*STATED PROBLEM 1*.
Decide whether each statement below agrees with the blog post about The Map that Changed the World. Answer yes or no for each one, and quote the deciding words from the post: (a) The book was bought at a shop on Burleigh Street. (b) William Smith was rich and well connected. (c) William Smith was imprisoned for debt.
*STATED PROBLEM 2*.
Reproduce the passage of the blog post about The Map that Changed the World starting at "The Map that Changed the World by" and ending at "up this gem.".

Sunday 31 August 2014

Relief Reads 19 - The Map that Changed the World

The Map that Changed the World by Simon Winchester

When I was in Cambridge recently for Matt and Anne's wedding I may not have made it to King's Parade, but I had to return to Charity shop street for old time's sake and picked up this gem.

Charity Shop: Scope, Burleigh Street, Cambridge

Charity: Scope is a charity that exists to make this country a place where disabled people have the same opportunities as everyone else.

Price: £2.00, Teuer but all for a good cause

Book Blurb: William Smith was not rich or well connected, but his passion for rocks and fossils, and his twenty-year obsession with single-handedly mapping the geology of Britain made him one of the most significant men of the nineteenth century. However, his vision cost him dear - his wife went mad, his work was stolen by jealous colleagues who eventually ruined him, and he was imprisoned for debt. // Simon Winchester tells the fascinating story of 'Strata' Smith, a man who crossed boundaries of class, wealth and science to produce a map that fundamentally changed the way we viewed the world.

Expectation: Combining reading with a bit of CPD I figured this book might teach me a bit about the history of the field I've ended up working in.

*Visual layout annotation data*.
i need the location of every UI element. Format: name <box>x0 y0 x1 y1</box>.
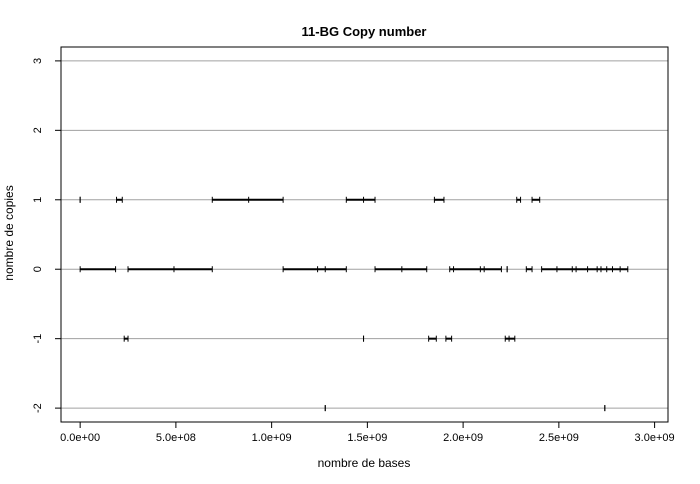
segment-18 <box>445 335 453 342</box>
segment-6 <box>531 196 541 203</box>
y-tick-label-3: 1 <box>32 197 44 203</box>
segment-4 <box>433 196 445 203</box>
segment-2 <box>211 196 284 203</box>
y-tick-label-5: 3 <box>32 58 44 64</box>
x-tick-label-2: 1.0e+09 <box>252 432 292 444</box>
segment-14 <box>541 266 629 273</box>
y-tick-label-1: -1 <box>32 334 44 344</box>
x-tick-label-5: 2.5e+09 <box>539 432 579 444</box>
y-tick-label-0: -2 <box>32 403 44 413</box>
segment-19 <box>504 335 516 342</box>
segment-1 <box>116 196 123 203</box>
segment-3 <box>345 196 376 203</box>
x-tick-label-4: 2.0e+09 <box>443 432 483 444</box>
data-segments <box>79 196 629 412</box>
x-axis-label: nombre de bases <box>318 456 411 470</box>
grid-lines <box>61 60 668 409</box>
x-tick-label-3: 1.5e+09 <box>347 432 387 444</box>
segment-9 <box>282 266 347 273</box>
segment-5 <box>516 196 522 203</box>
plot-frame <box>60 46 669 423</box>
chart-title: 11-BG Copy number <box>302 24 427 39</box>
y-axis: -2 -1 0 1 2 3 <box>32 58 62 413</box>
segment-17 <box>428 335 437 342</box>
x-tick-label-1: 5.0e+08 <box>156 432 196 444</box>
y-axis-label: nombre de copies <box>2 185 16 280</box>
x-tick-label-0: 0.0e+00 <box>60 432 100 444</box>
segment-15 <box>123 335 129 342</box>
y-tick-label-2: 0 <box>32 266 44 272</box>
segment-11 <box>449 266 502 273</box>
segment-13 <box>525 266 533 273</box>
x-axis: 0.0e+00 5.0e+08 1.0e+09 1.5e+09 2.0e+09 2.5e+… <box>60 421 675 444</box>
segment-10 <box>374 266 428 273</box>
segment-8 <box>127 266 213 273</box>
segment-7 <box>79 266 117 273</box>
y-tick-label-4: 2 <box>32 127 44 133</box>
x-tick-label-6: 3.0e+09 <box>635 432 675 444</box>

*PROBLEM SOLUTION 1*.
(a) Yes: "Charity Shop: Scope, Burleigh Street, Cambridge"
(b) No: "William Smith was not rich or well connected"
(c) Yes: "he was imprisoned for debt"

*PROBLEM SOLUTION 2*.
The Map that Changed the World by Simon Winchester

When I was in Cambridge recently for Matt and Anne's wedding I may not have made it to King's Parade, but I had to return to Charity shop street for old time's sake and picked up this gem.